**Text block:**
* * * * * * * * *

In the midst of a terrible economic, social, and political crisis, modernism provided an alternative to the response of many traditional moralists and religious leaders. Promoting a faith based in reason, organization, and planning, modernists espoused a salvation that was not eternal but rather temporal, tangible, and, for a generation with so little to hold onto, eminently practical--one that found virtue in pleasure and private pursuits. After surveying the contested definitional terrain of "modernism" and "modernity," Bindas tracks their course and influence through such government programs as the Civilian Conservation Corps and the National Youth Administration; in the massive American Expositions and World's Fairs that heralded progress and a better future; on the efforts of women interior decorators to update and enhance the comforts of the modern home; and--thanks to the proliferation of electricity and radio--on the popular and high-culture musical recordings and broadcasts that reinforced a shift away from traditional modes of performance and reception.
In the transformation he describes, Bindas also locates the limits of modernism's influence, as later generations confronted the spiritual shortcomings of its ultra-rationalist and materialist paradigm.

* * * * * * * * *

**Task description:** Write out, word for word, the portion of the passage on modernism that opens with the words "In the transformation" and closes with "and materialist paradigm.".

**Raw data:**
* * * * * * * * *

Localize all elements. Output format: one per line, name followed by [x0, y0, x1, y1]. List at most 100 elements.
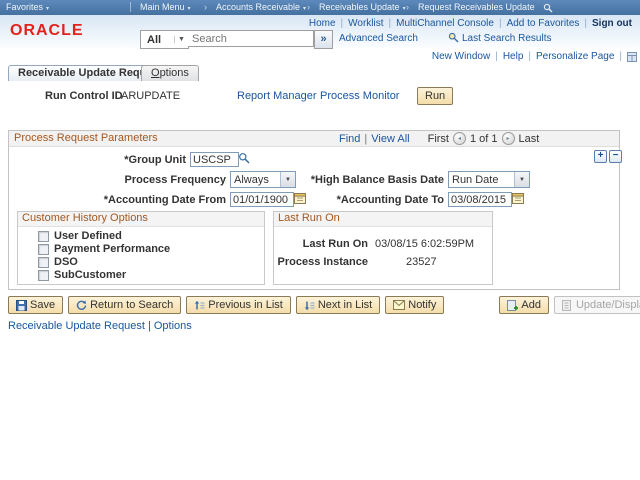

* * * * * * * * *

**Expected answer:**
In the transformation he describes, Bindas also locates the limits of modernism's influence, as later generations confronted the spiritual shortcomings of its ultra-rationalist and materialist paradigm.